#### RECORD EXCERPTS:
════════
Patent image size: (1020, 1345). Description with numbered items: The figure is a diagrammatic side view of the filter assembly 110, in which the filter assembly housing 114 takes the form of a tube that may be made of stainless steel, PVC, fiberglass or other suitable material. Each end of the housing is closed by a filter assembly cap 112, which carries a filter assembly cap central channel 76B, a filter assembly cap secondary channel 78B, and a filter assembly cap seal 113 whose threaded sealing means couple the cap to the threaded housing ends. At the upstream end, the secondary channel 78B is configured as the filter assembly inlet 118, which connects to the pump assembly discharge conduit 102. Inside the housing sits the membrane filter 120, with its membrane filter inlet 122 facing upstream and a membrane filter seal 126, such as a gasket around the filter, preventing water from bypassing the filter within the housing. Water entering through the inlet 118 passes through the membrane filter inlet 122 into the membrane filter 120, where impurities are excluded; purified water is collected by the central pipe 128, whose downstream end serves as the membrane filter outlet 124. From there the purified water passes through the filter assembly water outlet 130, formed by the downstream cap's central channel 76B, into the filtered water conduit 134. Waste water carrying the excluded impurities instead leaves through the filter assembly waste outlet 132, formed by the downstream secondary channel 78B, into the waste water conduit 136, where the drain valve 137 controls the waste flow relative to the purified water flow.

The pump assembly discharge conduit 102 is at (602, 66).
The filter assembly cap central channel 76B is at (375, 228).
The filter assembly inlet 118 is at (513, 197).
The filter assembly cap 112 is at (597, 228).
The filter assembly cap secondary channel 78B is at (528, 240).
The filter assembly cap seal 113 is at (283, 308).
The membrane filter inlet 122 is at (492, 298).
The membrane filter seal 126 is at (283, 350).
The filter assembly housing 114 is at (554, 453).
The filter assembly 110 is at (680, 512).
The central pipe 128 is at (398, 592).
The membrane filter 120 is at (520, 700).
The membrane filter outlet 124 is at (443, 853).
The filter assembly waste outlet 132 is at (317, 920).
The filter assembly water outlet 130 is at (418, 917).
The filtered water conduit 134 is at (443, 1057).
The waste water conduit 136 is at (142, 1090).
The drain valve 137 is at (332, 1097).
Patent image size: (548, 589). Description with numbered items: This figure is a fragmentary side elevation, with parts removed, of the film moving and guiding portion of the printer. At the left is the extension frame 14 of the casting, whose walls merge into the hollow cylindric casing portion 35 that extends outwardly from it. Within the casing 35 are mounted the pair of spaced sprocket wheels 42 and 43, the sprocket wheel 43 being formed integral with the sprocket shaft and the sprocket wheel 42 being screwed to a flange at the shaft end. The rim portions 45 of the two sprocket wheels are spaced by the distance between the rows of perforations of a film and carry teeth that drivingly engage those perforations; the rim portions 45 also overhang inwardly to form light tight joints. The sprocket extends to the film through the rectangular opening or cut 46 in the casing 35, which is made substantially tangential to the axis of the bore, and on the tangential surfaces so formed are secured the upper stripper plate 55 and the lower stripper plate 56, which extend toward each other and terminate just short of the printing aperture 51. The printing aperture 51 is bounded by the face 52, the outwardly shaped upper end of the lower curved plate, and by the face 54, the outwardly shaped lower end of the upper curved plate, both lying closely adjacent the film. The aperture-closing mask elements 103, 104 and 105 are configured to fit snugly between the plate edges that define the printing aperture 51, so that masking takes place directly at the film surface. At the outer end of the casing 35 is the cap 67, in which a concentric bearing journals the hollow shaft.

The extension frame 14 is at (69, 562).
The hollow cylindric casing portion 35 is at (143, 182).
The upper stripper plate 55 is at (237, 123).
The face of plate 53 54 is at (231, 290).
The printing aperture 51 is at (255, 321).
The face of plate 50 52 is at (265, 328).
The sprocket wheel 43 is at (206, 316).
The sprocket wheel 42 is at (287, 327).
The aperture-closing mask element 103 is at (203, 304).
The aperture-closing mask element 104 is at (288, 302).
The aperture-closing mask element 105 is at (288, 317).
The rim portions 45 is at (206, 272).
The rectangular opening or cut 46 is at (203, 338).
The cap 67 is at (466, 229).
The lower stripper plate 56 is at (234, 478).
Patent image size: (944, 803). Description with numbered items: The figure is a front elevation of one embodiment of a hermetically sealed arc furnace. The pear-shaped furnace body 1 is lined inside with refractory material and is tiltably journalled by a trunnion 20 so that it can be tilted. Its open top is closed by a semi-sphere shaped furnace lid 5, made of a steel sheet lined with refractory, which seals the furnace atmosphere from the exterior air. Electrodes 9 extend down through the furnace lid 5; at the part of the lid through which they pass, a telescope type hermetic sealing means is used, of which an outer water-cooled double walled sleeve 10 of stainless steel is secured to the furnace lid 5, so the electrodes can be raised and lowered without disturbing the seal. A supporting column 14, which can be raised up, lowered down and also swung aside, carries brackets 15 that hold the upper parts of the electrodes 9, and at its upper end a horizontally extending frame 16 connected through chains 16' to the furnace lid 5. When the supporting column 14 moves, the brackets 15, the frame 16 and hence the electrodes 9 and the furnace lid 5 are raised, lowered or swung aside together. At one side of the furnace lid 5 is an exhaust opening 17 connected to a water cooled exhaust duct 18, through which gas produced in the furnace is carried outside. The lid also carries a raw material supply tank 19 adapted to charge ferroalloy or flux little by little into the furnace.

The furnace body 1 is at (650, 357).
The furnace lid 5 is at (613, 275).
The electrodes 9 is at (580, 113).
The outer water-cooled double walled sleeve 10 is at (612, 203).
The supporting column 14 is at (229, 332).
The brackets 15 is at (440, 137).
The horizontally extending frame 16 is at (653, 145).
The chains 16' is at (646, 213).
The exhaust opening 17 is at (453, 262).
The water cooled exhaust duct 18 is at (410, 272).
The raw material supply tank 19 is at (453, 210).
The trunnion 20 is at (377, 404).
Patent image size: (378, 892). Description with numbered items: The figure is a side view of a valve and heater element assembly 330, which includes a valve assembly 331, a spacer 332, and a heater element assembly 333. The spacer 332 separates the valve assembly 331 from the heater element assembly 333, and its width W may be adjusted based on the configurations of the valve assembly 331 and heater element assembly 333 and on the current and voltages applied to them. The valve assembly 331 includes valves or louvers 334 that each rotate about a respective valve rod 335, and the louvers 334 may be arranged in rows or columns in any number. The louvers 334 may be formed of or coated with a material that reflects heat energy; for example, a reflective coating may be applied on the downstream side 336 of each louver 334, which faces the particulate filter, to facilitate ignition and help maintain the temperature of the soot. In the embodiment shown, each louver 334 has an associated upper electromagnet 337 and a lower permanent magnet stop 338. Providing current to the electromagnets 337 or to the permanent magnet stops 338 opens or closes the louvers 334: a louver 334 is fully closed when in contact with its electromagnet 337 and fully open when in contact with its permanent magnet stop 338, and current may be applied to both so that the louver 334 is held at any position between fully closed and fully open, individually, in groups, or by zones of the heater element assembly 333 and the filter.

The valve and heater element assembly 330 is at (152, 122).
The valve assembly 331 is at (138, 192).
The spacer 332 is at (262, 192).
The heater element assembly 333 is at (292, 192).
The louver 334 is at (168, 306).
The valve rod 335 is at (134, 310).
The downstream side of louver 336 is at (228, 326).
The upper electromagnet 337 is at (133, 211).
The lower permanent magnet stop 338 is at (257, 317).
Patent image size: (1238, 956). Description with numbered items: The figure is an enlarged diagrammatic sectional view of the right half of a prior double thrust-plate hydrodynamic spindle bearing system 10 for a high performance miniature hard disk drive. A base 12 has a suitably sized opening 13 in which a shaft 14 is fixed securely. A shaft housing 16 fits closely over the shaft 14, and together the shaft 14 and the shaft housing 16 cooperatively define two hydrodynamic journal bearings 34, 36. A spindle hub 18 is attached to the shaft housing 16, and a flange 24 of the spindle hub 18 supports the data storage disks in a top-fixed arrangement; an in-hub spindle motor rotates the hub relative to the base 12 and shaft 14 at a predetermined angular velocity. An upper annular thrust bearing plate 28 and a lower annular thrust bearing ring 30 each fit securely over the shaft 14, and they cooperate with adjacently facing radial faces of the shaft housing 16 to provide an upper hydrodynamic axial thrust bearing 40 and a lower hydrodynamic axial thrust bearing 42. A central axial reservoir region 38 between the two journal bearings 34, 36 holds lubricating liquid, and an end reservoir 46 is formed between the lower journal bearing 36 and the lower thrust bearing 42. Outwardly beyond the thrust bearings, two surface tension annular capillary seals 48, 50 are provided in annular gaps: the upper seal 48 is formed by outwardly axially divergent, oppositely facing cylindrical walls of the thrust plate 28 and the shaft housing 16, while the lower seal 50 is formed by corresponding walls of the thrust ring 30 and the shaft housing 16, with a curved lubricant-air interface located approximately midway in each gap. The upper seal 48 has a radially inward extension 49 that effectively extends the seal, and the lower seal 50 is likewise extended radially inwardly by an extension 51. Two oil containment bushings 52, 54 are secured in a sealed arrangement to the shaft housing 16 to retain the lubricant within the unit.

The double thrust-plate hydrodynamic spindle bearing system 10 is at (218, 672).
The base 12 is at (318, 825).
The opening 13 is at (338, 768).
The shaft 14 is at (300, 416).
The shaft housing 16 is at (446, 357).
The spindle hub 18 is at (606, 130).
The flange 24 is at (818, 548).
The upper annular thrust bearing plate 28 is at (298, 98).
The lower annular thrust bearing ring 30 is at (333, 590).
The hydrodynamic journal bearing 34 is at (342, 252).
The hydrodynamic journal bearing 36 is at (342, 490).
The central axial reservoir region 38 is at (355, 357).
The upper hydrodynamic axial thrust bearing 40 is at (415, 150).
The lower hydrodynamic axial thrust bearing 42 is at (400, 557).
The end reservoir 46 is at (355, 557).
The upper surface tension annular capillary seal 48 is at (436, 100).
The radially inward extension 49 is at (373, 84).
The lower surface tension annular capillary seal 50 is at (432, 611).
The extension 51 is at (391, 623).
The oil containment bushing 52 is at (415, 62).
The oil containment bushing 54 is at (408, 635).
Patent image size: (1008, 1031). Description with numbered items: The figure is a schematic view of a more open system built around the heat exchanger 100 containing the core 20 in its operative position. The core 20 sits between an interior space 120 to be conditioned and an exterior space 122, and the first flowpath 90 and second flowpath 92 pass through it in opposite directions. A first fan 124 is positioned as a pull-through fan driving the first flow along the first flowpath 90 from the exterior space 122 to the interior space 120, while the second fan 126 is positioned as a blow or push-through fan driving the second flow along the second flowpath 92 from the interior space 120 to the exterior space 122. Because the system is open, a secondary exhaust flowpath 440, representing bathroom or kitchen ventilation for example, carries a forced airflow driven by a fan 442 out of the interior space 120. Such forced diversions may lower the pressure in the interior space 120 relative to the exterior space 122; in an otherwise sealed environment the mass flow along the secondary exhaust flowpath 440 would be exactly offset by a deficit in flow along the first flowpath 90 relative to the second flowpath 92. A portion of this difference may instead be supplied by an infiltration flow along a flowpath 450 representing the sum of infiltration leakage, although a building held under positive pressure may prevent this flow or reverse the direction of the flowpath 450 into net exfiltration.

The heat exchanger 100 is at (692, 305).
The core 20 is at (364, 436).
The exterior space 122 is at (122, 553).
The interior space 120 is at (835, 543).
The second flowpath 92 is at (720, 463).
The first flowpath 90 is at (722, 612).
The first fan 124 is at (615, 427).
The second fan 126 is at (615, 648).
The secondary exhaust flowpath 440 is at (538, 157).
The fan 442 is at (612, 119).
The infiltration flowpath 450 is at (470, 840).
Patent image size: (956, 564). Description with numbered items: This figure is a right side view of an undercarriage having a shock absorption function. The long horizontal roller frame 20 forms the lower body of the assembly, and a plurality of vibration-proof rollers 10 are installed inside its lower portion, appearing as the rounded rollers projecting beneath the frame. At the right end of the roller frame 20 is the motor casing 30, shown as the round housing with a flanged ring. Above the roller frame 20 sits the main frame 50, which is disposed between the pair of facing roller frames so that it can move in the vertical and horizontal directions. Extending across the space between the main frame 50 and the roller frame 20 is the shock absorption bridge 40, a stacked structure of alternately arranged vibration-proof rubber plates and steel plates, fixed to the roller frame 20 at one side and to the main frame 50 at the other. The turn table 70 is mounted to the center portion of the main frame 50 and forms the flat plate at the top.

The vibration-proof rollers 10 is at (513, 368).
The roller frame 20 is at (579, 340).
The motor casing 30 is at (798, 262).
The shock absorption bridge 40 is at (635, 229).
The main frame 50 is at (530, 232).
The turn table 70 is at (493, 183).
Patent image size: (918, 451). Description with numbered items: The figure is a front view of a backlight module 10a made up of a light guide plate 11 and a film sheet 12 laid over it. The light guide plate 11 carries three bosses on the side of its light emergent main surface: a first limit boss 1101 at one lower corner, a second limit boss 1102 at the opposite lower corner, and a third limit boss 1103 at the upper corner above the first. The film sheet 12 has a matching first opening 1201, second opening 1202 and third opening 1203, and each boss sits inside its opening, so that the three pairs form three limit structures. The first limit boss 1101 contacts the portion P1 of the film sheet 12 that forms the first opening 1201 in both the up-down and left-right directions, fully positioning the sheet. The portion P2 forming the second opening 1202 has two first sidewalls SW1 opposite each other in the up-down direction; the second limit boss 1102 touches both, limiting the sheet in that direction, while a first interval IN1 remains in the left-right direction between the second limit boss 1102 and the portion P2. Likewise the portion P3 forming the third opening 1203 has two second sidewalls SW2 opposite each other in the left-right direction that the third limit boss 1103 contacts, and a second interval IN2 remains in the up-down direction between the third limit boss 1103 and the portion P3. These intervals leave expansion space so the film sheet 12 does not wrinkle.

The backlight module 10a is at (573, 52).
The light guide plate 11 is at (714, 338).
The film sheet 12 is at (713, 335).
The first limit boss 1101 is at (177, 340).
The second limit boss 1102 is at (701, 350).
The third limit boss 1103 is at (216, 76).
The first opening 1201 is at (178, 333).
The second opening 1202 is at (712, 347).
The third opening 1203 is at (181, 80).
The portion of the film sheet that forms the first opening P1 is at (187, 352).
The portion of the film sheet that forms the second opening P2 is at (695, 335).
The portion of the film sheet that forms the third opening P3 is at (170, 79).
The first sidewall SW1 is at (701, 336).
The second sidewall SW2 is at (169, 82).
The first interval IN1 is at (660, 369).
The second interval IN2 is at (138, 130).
════════
#### AIM OF THE TASK:
Repeat the rows above verbatim, starting at the line containing "Patent image size: (956, 564)." and ending after the line containing "The main frame 50 is at (530, 232).".

#### SOLUTION FOR THIS EXERCISE:
Patent image size: (956, 564). Description with numbered items: This figure is a right side view of an undercarriage having a shock absorption function. The long horizontal roller frame 20 forms the lower body of the assembly, and a plurality of vibration-proof rollers 10 are installed inside its lower portion, appearing as the rounded rollers projecting beneath the frame. At the right end of the roller frame 20 is the motor casing 30, shown as the round housing with a flanged ring. Above the roller frame 20 sits the main frame 50, which is disposed between the pair of facing roller frames so that it can move in the vertical and horizontal directions. Extending across the space between the main frame 50 and the roller frame 20 is the shock absorption bridge 40, a stacked structure of alternately arranged vibration-proof rubber plates and steel plates, fixed to the roller frame 20 at one side and to the main frame 50 at the other. The turn table 70 is mounted to the center portion of the main frame 50 and forms the flat plate at the top.

The vibration-proof rollers 10 is at (513, 368).
The roller frame 20 is at (579, 340).
The motor casing 30 is at (798, 262).
The shock absorption bridge 40 is at (635, 229).
The main frame 50 is at (530, 232).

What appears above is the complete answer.